• _INPUT DATA_
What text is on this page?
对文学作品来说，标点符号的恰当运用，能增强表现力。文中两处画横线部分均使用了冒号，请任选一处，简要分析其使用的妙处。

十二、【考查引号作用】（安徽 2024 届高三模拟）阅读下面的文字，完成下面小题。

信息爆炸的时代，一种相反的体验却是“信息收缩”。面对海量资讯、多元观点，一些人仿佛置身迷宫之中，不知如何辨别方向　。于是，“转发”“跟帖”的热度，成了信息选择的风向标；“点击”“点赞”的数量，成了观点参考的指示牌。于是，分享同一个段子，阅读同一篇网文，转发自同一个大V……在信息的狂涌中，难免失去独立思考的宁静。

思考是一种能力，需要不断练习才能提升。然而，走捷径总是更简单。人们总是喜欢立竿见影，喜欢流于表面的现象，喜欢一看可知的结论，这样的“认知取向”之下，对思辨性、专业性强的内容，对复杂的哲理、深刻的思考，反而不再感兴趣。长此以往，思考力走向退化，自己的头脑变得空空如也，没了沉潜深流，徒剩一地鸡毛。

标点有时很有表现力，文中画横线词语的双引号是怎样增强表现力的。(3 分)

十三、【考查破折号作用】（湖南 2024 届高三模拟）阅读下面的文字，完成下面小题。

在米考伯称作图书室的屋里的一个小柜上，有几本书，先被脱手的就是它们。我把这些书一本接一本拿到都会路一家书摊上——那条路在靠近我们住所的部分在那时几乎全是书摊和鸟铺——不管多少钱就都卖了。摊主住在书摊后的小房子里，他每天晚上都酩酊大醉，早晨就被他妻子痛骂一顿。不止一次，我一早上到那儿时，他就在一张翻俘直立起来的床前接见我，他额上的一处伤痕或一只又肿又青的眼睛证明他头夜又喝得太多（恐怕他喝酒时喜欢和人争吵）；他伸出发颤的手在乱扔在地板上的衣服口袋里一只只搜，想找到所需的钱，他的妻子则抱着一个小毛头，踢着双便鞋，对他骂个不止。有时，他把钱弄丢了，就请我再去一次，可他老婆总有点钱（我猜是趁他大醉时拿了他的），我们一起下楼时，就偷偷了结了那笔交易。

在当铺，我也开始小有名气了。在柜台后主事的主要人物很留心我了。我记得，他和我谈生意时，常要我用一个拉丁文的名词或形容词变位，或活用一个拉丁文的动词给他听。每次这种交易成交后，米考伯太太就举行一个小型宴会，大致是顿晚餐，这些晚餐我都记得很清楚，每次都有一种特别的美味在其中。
---
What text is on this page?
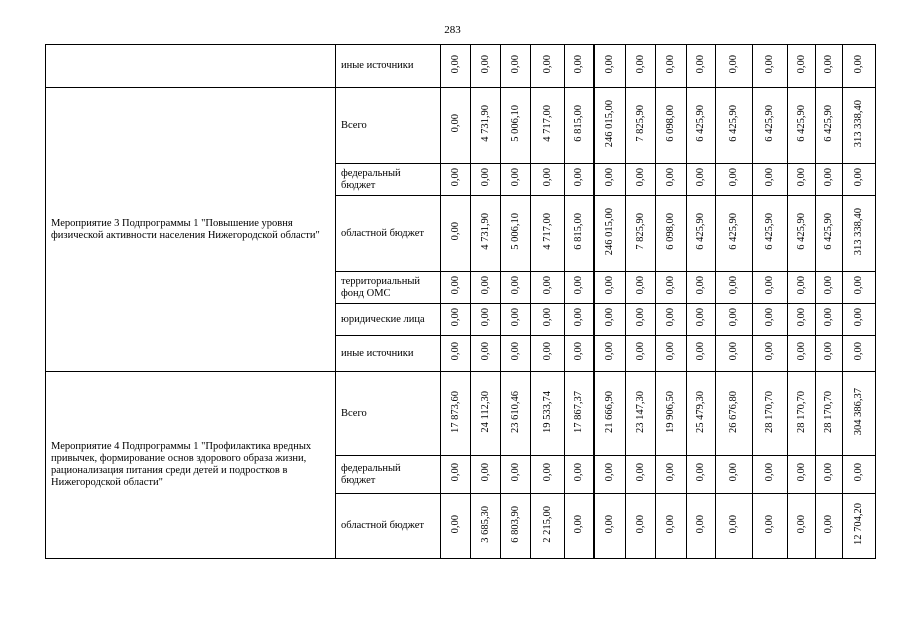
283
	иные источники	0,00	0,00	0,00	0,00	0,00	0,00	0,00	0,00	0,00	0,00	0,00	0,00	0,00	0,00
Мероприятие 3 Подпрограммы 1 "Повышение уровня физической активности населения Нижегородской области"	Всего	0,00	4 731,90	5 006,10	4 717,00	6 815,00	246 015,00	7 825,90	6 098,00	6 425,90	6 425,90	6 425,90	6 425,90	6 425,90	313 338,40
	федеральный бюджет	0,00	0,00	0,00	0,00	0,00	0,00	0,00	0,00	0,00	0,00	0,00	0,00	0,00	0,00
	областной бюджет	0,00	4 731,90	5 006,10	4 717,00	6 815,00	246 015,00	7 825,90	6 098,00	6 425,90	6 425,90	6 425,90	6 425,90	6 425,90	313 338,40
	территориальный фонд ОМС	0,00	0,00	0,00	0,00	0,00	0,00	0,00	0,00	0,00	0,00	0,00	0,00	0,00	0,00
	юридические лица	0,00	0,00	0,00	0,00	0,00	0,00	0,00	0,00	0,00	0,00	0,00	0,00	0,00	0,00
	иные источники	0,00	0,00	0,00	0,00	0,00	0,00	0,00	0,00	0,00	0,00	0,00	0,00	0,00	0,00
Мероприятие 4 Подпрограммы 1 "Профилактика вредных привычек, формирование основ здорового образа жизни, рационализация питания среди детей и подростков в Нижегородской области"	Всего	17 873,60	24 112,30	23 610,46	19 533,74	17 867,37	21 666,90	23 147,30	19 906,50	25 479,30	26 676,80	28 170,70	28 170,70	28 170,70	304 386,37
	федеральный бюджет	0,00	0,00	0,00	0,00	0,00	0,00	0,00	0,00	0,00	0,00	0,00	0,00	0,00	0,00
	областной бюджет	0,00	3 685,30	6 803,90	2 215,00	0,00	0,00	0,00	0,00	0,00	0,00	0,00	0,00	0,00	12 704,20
==
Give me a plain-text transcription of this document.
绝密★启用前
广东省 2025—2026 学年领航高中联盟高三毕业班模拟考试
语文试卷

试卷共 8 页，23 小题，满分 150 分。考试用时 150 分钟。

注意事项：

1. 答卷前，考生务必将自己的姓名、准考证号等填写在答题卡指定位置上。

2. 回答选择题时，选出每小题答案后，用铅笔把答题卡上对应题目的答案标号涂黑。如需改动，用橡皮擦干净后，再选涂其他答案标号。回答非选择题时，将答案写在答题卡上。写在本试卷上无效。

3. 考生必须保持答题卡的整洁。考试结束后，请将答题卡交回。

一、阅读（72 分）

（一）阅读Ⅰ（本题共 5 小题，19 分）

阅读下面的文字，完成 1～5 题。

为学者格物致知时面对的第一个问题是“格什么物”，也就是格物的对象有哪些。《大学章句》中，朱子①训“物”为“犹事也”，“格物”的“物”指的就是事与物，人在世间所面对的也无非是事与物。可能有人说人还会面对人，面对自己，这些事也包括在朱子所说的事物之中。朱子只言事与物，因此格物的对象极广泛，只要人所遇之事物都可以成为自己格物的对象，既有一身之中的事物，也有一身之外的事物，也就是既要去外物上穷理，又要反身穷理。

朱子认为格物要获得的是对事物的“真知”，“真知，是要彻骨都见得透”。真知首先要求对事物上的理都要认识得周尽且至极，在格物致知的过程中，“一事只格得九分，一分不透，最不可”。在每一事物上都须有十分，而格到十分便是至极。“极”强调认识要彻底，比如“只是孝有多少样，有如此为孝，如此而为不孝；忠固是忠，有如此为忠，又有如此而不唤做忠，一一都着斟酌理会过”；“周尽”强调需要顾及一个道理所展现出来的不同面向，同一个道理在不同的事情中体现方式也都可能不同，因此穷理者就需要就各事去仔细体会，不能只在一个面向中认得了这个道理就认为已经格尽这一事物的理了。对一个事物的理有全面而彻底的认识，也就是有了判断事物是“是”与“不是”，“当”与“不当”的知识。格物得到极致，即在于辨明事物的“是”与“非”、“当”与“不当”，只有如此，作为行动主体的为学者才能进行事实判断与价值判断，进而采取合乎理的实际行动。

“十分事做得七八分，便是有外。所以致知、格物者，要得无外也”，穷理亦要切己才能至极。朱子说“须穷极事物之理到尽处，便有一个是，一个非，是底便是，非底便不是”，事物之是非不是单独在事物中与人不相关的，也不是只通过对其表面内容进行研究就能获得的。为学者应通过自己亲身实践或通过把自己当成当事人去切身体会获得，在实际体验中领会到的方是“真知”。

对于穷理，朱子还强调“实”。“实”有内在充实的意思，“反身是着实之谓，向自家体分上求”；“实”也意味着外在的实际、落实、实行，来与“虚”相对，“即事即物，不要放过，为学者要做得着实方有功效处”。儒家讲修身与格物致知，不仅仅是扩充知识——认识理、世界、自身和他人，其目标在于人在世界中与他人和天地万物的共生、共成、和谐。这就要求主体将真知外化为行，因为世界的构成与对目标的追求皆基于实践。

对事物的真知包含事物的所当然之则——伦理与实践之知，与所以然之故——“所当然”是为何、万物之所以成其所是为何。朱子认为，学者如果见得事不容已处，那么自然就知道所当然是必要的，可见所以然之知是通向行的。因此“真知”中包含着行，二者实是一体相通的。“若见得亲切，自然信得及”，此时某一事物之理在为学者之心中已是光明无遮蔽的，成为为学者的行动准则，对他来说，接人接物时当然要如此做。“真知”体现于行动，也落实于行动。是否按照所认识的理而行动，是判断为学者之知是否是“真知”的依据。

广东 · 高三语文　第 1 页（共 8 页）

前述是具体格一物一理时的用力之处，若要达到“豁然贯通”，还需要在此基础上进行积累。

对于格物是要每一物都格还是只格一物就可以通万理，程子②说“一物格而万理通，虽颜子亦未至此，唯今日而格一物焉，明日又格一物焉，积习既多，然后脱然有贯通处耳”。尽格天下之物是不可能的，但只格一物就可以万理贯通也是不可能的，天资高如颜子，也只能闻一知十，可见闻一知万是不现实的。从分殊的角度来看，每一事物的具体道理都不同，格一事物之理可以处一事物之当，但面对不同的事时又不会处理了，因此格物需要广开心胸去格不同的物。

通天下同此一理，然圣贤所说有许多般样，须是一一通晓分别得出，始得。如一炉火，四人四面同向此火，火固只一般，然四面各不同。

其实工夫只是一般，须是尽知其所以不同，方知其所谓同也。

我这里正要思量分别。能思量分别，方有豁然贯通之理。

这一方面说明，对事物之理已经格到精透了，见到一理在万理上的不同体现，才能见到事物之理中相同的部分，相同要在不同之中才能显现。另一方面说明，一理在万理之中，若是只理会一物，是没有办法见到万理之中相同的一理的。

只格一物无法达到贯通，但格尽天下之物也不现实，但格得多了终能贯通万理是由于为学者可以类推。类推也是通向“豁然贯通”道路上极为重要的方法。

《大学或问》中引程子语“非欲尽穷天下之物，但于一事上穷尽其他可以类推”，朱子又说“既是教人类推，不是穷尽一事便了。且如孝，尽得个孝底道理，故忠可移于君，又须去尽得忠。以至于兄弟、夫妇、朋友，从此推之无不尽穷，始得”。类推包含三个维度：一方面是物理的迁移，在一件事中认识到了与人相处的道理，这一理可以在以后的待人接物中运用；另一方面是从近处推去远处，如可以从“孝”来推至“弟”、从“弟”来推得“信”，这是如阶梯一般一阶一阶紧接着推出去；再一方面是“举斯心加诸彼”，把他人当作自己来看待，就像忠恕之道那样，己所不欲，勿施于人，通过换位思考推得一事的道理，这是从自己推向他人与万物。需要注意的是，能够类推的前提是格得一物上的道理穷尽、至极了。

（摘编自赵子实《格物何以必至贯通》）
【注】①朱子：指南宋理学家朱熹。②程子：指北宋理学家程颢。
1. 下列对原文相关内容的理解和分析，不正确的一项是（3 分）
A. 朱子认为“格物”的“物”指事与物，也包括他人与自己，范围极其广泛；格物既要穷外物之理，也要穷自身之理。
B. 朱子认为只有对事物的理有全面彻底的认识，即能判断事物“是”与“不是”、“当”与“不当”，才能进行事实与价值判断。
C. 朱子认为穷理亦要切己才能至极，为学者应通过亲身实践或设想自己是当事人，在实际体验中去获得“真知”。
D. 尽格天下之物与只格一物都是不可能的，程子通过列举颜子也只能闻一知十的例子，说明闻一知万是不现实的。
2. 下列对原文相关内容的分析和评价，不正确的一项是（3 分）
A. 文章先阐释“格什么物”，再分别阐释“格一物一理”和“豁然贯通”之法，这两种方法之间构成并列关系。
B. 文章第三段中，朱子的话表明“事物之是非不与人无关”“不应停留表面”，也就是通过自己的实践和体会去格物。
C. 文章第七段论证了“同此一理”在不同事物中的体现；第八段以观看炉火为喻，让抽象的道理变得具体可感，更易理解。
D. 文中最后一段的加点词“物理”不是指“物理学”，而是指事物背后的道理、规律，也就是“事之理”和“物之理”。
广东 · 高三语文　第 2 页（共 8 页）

• _WHAT YOU WILL DO_
Report the number of lines in the listing above that include the word "阅读下面的文字", and nothing else.

• _ANSWER TO THIS PROBLEM_
3